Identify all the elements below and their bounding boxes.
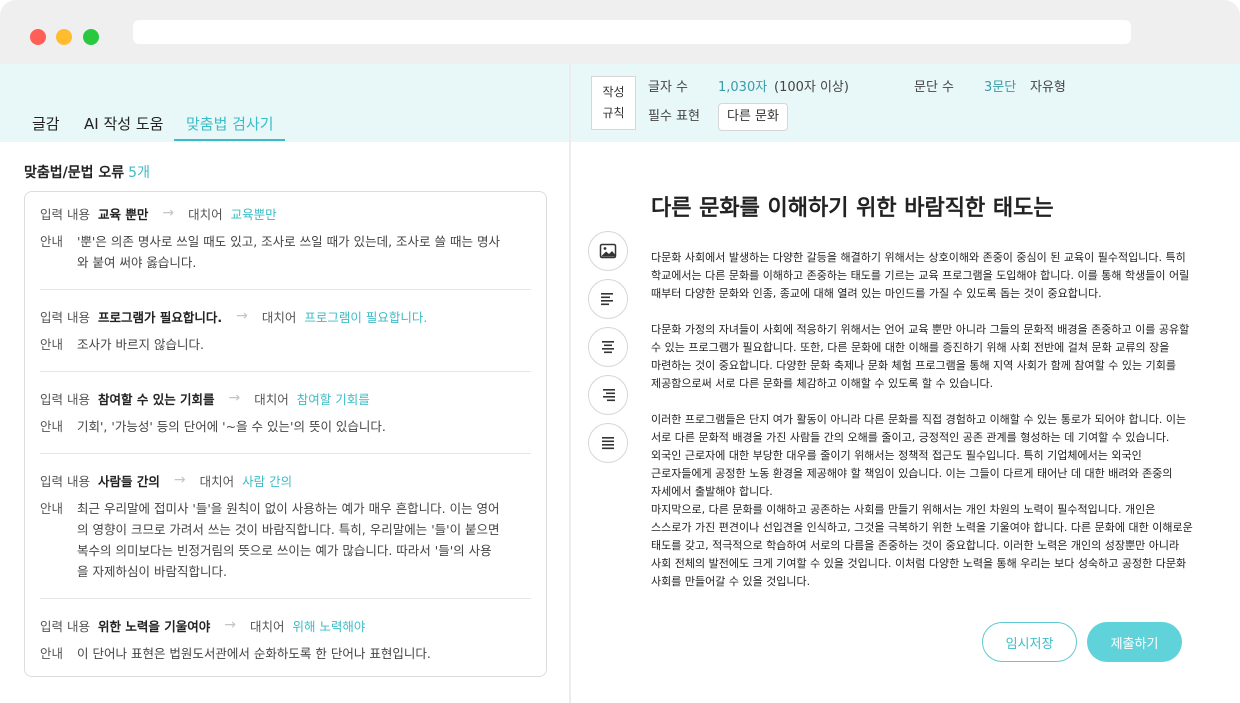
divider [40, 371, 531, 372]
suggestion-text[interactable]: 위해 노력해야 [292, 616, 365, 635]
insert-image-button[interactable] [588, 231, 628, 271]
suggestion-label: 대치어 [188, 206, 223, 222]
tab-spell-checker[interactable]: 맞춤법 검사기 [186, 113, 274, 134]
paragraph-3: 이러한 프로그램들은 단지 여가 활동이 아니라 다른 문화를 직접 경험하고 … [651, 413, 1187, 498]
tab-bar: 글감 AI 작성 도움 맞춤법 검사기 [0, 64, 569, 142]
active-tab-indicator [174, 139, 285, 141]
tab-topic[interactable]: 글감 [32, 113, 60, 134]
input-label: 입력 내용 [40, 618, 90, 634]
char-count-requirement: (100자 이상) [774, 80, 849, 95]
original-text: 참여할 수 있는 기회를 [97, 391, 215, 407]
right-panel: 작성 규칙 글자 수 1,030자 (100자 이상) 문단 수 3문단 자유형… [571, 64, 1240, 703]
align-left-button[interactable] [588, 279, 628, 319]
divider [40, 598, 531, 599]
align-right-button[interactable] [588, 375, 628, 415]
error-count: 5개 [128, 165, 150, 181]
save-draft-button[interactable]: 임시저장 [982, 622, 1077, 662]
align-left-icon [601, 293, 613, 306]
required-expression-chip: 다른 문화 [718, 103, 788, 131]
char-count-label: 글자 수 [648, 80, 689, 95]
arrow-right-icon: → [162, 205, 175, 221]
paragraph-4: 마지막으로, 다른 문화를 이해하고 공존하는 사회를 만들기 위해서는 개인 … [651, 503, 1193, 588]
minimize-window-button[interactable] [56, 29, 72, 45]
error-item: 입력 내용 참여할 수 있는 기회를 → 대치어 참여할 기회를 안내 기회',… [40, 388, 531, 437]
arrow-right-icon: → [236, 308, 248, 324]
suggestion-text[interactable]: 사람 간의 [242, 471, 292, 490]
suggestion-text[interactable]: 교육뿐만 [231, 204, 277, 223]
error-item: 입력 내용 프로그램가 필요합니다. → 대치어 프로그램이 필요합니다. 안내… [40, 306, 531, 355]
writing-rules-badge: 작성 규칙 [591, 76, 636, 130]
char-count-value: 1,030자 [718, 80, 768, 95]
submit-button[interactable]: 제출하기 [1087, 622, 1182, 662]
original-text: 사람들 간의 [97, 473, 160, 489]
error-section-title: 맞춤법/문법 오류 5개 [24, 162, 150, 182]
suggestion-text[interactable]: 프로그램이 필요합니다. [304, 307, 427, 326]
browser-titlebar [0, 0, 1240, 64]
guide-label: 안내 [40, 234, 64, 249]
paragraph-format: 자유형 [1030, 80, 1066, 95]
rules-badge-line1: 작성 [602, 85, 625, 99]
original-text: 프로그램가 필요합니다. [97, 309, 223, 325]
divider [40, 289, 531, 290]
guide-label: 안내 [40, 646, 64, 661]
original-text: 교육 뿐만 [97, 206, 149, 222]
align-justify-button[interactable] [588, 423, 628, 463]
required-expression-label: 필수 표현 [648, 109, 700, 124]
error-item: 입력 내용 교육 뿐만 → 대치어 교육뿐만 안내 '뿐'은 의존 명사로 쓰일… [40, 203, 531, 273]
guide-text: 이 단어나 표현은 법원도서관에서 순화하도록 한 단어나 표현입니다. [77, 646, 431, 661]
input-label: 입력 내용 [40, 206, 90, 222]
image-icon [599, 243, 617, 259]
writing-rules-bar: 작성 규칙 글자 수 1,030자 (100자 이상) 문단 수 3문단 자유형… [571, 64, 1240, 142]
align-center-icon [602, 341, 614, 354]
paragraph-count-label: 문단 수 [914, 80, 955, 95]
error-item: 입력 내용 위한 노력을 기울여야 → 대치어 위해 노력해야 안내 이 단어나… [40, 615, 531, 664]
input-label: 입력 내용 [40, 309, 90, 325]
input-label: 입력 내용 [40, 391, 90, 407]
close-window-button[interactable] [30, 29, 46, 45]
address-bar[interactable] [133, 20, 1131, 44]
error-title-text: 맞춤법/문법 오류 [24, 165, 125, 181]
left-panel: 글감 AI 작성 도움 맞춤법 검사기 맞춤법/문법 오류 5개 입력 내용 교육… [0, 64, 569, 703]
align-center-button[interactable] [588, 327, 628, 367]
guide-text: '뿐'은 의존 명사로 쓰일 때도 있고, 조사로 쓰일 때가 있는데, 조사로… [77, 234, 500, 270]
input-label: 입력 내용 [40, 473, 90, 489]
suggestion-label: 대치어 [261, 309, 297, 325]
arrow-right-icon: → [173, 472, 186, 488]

TÂCHE À RÉALISER —
Convertis toutes les lignes des entrées ci-dessus en tableau Markdown à deux colonnes, « N° » et « Ligne », sans les lignes vides. Exclus les images de la réponse.

RÉPONSE CI-DESSOUS —
| N° | Ligne |
|---|---|
| 1 | Identify all the elements below and their bounding boxes. |
| 2 | divider [40, 371, 531, 372] |
| 3 | suggestion-text[interactable]: 위해 노력해야 [292, 616, 365, 635] |
| 4 | insert-image-button[interactable] [588, 231, 628, 271] |
| 5 | suggestion-label: 대치어 [188, 206, 223, 222] |
| 6 | tab-spell-checker[interactable]: 맞춤법 검사기 [186, 113, 274, 134] |
| 7 | paragraph-3: 이러한 프로그램들은 단지 여가 활동이 아니라 다른 문화를 직접 경험하고 … [651, 413, 1187, 498] |
| 8 | tab-bar: 글감 AI 작성 도움 맞춤법 검사기 [0, 64, 569, 142] |
| 9 | active-tab-indicator [174, 139, 285, 141] |
| 10 | tab-topic[interactable]: 글감 [32, 113, 60, 134] |
| 11 | input-label: 입력 내용 [40, 618, 90, 634] |
| 12 | char-count-requirement: (100자 이상) [774, 80, 849, 95] |
| 13 | original-text: 참여할 수 있는 기회를 [97, 391, 215, 407] |
| 14 | right-panel: 작성 규칙 글자 수 1,030자 (100자 이상) 문단 수 3문단 자유형… [571, 64, 1240, 703] |
| 15 | align-left-button[interactable] [588, 279, 628, 319] |
| 16 | divider [40, 598, 531, 599] |
| 17 | align-right-button[interactable] [588, 375, 628, 415] |
| 18 | error-count: 5개 [128, 165, 150, 181] |
| 19 | save-draft-button[interactable]: 임시저장 [982, 622, 1077, 662] |
| 20 | align-left-icon [601, 293, 613, 306] |
| 21 | required-expression-chip: 다른 문화 [718, 103, 788, 131] |
| 22 | char-count-label: 글자 수 [648, 80, 689, 95] |
| 23 | arrow-right-icon: → [162, 205, 175, 221] |
| 24 | paragraph-4: 마지막으로, 다른 문화를 이해하고 공존하는 사회를 만들기 위해서는 개인 … [651, 503, 1193, 588] |
| 25 | minimize-window-button[interactable] [56, 29, 72, 45] |
| 26 | error-item: 입력 내용 참여할 수 있는 기회를 → 대치어 참여할 기회를 안내 기회',… [40, 388, 531, 437] |
| 27 | arrow-right-icon: → [236, 308, 248, 324] |
| 28 | suggestion-text[interactable]: 사람 간의 [242, 471, 292, 490] |
| 29 | suggestion-text[interactable]: 교육뿐만 [231, 204, 277, 223] |
| 30 | error-item: 입력 내용 프로그램가 필요합니다. → 대치어 프로그램이 필요합니다. 안내… [40, 306, 531, 355] |
| 31 | writing-rules-badge: 작성 규칙 [591, 76, 636, 130] |
| 32 | char-count-value: 1,030자 [718, 80, 768, 95] |
| 33 | submit-button[interactable]: 제출하기 [1087, 622, 1182, 662] |
| 34 | original-text: 사람들 간의 [97, 473, 160, 489] |
| 35 | error-section-title: 맞춤법/문법 오류 5개 [24, 162, 150, 182] |
| 36 | suggestion-text[interactable]: 프로그램이 필요합니다. [304, 307, 427, 326] |
| 37 | browser-titlebar [0, 0, 1240, 64] |
| 38 | guide-label: 안내 [40, 234, 64, 249] |
| 39 | paragraph-format: 자유형 [1030, 80, 1066, 95] |
| 40 | rules-badge-line1: 작성 [602, 85, 625, 99] |
| 41 | original-text: 프로그램가 필요합니다. [97, 309, 223, 325] |
| 42 | divider [40, 289, 531, 290] |
| 43 | guide-label: 안내 [40, 646, 64, 661] |
| 44 | original-text: 교육 뿐만 [97, 206, 149, 222] |
| 45 | align-justify-button[interactable] [588, 423, 628, 463] |
| 46 | required-expression-label: 필수 표현 [648, 109, 700, 124] |
| 47 | error-item: 입력 내용 교육 뿐만 → 대치어 교육뿐만 안내 '뿐'은 의존 명사로 쓰일… [40, 203, 531, 273] |
| 48 | guide-text: 이 단어나 표현은 법원도서관에서 순화하도록 한 단어나 표현입니다. [77, 646, 431, 661] |
| 49 | input-label: 입력 내용 [40, 206, 90, 222] |
| 50 | image-icon [599, 243, 617, 259] |
| 51 | writing-rules-bar: 작성 규칙 글자 수 1,030자 (100자 이상) 문단 수 3문단 자유형… [571, 64, 1240, 142] |
| 52 | align-center-icon [602, 341, 614, 354] |
| 53 | paragraph-count-label: 문단 수 [914, 80, 955, 95] |
| 54 | error-item: 입력 내용 위한 노력을 기울여야 → 대치어 위해 노력해야 안내 이 단어나… [40, 615, 531, 664] |
| 55 | input-label: 입력 내용 [40, 309, 90, 325] |
| 56 | input-label: 입력 내용 [40, 391, 90, 407] |
| 57 | close-window-button[interactable] [30, 29, 46, 45] |
| 58 | address-bar[interactable] [133, 20, 1131, 44] |
| 59 | error-title-text: 맞춤법/문법 오류 [24, 165, 125, 181] |
| 60 | left-panel: 글감 AI 작성 도움 맞춤법 검사기 맞춤법/문법 오류 5개 입력 내용 교육… [0, 64, 569, 703] |
| 61 | align-center-button[interactable] [588, 327, 628, 367] |
| 62 | guide-text: '뿐'은 의존 명사로 쓰일 때도 있고, 조사로 쓰일 때가 있는데, 조사로… [77, 234, 500, 270] |
| 63 | input-label: 입력 내용 [40, 473, 90, 489] |
| 64 | suggestion-label: 대치어 [261, 309, 297, 325] |
| 65 | arrow-right-icon: → [173, 472, 186, 488] |